━━━ Supplied records
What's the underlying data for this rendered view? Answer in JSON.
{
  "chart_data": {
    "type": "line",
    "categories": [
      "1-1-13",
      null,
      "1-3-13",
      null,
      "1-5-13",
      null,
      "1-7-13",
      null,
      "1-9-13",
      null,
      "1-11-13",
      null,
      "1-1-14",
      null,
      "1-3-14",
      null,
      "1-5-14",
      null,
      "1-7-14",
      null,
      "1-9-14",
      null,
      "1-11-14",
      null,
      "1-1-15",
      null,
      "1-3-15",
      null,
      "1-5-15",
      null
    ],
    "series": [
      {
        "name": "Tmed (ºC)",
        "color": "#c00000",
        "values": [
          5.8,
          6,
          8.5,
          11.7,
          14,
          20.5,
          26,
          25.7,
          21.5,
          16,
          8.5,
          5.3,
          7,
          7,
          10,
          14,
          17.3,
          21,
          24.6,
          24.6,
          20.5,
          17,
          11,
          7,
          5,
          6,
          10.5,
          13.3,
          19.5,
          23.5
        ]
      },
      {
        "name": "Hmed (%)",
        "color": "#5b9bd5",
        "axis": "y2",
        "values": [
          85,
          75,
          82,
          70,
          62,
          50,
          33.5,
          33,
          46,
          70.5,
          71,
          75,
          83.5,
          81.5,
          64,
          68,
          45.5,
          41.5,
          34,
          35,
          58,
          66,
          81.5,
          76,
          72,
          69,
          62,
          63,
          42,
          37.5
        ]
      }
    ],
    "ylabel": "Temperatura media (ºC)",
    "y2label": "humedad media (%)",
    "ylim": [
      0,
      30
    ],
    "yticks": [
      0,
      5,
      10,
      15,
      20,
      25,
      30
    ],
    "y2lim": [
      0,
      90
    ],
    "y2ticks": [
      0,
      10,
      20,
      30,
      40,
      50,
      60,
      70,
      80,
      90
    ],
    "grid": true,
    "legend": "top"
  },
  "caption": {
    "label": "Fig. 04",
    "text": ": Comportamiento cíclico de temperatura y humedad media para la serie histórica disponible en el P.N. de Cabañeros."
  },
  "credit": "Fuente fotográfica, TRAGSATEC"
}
━━━━━━
Every line of the data above should be reproduced word for word.

What's the underlying data for this rendered view? Answer in JSON.
{
  "chart_data": {
    "type": "line",
    "categories": [
      "1-1-13",
      null,
      "1-3-13",
      null,
      "1-5-13",
      null,
      "1-7-13",
      null,
      "1-9-13",
      null,
      "1-11-13",
      null,
      "1-1-14",
      null,
      "1-3-14",
      null,
      "1-5-14",
      null,
      "1-7-14",
      null,
      "1-9-14",
      null,
      "1-11-14",
      null,
      "1-1-15",
      null,
      "1-3-15",
      null,
      "1-5-15",
      null
    ],
    "series": [
      {
        "name": "Tmed (ºC)",
        "color": "#c00000",
        "values": [
          5.8,
          6,
          8.5,
          11.7,
          14,
          20.5,
          26,
          25.7,
          21.5,
          16,
          8.5,
          5.3,
          7,
          7,
          10,
          14,
          17.3,
          21,
          24.6,
          24.6,
          20.5,
          17,
          11,
          7,
          5,
          6,
          10.5,
          13.3,
          19.5,
          23.5
        ]
      },
      {
        "name": "Hmed (%)",
        "color": "#5b9bd5",
        "axis": "y2",
        "values": [
          85,
          75,
          82,
          70,
          62,
          50,
          33.5,
          33,
          46,
          70.5,
          71,
          75,
          83.5,
          81.5,
          64,
          68,
          45.5,
          41.5,
          34,
          35,
          58,
          66,
          81.5,
          76,
          72,
          69,
          62,
          63,
          42,
          37.5
        ]
      }
    ],
    "ylabel": "Temperatura media (ºC)",
    "y2label": "humedad media (%)",
    "ylim": [
      0,
      30
    ],
    "yticks": [
      0,
      5,
      10,
      15,
      20,
      25,
      30
    ],
    "y2lim": [
      0,
      90
    ],
    "y2ticks": [
      0,
      10,
      20,
      30,
      40,
      50,
      60,
      70,
      80,
      90
    ],
    "grid": true,
    "legend": "top"
  },
  "caption": {
    "label": "Fig. 04",
    "text": ": Comportamiento cíclico de temperatura y humedad media para la serie histórica disponible en el P.N. de Cabañeros."
  },
  "credit": "Fuente fotográfica, TRAGSATEC"
}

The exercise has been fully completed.